— begin —

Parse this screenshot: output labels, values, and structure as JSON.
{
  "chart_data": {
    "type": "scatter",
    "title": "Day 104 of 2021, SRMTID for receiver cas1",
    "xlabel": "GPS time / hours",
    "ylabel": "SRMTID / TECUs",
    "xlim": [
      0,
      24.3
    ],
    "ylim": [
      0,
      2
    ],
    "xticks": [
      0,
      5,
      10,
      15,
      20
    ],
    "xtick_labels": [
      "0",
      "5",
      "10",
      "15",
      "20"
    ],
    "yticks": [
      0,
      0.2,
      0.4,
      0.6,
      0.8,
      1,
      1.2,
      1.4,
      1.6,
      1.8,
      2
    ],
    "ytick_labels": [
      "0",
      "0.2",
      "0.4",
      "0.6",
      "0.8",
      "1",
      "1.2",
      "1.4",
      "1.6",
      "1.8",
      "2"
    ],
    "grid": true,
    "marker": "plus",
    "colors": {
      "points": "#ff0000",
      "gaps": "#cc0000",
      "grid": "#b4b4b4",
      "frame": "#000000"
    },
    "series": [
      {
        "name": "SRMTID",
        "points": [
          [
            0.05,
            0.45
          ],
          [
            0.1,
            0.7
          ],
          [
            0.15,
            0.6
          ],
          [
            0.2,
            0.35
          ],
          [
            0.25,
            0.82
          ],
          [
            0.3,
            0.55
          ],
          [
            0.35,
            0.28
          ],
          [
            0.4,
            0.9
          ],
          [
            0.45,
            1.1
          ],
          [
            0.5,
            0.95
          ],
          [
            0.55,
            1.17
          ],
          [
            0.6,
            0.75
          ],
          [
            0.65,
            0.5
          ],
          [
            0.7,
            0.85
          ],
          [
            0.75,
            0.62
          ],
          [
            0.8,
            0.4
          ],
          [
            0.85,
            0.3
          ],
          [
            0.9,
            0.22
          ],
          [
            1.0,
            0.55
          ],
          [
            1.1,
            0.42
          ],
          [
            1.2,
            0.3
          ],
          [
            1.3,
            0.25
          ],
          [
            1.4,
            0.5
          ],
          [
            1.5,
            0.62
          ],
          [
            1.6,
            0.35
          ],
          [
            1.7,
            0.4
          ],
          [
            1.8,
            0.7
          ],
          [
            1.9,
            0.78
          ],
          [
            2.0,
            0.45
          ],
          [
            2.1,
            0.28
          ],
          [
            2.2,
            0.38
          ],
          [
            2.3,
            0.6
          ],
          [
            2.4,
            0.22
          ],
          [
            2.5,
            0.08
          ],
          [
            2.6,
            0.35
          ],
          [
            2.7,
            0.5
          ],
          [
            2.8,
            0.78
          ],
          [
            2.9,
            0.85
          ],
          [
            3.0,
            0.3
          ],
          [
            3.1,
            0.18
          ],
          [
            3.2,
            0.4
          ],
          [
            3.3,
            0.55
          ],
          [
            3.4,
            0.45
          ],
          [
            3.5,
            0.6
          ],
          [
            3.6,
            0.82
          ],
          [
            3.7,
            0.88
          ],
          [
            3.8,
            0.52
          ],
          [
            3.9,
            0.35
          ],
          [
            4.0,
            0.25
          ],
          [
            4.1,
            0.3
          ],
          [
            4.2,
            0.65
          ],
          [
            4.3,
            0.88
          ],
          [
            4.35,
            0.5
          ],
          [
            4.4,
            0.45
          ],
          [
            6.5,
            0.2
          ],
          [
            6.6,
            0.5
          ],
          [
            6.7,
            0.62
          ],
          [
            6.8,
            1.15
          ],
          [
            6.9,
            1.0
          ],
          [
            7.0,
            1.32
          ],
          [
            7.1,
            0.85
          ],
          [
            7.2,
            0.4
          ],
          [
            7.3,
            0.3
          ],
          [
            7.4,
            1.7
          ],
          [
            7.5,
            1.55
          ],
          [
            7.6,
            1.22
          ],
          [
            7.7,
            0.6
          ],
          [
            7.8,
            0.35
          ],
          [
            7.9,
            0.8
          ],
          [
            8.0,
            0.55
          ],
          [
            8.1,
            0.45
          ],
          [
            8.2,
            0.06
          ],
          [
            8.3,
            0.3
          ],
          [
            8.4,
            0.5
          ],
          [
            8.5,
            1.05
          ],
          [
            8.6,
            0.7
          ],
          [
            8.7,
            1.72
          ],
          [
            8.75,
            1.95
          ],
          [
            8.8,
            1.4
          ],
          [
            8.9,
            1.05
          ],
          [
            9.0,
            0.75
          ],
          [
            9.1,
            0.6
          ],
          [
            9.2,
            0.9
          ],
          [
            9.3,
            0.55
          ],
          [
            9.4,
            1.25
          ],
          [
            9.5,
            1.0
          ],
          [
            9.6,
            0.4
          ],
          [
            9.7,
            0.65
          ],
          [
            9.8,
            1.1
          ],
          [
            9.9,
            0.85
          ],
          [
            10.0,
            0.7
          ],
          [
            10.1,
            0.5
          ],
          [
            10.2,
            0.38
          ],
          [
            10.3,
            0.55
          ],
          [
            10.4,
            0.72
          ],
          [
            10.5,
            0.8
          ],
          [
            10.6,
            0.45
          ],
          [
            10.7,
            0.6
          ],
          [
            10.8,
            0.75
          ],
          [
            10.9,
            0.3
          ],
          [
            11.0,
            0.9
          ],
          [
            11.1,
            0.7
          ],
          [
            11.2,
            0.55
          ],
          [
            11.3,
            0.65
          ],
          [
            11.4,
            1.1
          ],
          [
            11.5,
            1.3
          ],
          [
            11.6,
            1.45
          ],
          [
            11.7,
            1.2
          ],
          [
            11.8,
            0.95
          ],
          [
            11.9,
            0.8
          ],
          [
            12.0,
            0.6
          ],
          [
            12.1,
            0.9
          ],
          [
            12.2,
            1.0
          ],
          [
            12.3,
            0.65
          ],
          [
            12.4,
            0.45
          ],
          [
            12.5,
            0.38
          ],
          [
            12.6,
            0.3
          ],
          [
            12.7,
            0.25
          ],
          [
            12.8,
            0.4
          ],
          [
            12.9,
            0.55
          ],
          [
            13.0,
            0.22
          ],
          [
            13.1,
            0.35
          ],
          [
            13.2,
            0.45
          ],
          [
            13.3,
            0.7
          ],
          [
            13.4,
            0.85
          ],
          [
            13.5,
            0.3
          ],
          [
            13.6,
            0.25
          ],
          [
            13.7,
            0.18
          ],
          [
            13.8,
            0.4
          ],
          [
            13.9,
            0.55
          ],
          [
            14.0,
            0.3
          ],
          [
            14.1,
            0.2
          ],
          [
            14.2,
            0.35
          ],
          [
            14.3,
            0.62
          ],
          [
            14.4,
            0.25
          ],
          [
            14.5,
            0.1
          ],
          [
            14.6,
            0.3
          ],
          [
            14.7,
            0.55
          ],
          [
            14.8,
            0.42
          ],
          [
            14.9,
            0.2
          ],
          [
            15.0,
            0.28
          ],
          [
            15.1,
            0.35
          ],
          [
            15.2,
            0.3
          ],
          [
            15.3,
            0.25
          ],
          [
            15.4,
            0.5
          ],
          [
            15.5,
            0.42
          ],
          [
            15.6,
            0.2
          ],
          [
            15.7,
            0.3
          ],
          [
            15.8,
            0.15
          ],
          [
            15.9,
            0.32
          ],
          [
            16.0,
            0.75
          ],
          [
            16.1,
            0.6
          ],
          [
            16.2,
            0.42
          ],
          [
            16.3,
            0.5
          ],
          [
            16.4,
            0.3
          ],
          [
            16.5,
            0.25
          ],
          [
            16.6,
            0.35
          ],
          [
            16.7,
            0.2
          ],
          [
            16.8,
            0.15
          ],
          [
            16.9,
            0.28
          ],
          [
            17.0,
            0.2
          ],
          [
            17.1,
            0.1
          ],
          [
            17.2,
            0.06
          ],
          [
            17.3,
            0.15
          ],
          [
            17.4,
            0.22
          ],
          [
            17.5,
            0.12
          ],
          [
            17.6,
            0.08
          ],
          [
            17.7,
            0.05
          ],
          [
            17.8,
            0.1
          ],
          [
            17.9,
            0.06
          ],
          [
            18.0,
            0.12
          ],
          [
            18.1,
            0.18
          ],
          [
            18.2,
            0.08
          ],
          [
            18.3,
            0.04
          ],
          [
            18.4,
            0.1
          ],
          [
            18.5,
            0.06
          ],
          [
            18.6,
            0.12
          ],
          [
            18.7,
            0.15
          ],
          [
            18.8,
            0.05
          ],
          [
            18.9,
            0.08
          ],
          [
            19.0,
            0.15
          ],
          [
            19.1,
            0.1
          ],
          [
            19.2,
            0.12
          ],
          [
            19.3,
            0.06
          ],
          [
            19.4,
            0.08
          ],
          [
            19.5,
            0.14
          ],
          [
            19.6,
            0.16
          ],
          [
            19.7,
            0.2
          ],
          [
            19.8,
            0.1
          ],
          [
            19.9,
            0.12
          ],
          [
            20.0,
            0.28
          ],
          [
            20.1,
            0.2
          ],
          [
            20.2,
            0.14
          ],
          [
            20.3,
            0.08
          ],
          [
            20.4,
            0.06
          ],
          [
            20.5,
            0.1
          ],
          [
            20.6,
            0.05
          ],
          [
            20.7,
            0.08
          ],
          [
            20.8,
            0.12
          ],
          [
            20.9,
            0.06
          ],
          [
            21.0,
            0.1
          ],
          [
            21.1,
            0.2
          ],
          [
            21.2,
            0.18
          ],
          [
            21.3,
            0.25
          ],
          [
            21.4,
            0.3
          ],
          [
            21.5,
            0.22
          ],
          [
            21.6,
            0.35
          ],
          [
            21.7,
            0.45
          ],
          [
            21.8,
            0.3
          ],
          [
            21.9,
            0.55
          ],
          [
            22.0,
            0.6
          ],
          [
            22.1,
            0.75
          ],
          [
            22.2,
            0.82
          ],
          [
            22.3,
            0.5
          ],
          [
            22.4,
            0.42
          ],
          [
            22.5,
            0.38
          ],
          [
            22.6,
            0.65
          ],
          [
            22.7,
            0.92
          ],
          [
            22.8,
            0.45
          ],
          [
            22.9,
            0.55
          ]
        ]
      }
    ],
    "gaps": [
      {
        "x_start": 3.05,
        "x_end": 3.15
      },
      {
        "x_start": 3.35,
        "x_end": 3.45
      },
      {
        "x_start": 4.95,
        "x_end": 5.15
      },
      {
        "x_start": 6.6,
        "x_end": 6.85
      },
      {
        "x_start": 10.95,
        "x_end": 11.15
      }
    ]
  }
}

— end —

*Written problem*.
Single out each line of the records above with the string "SRMTID" in it, and copy it.

*Expected output*.
    "title": "Day 104 of 2021, SRMTID for receiver cas1",
    "ylabel": "SRMTID / TECUs",
        "name": "SRMTID",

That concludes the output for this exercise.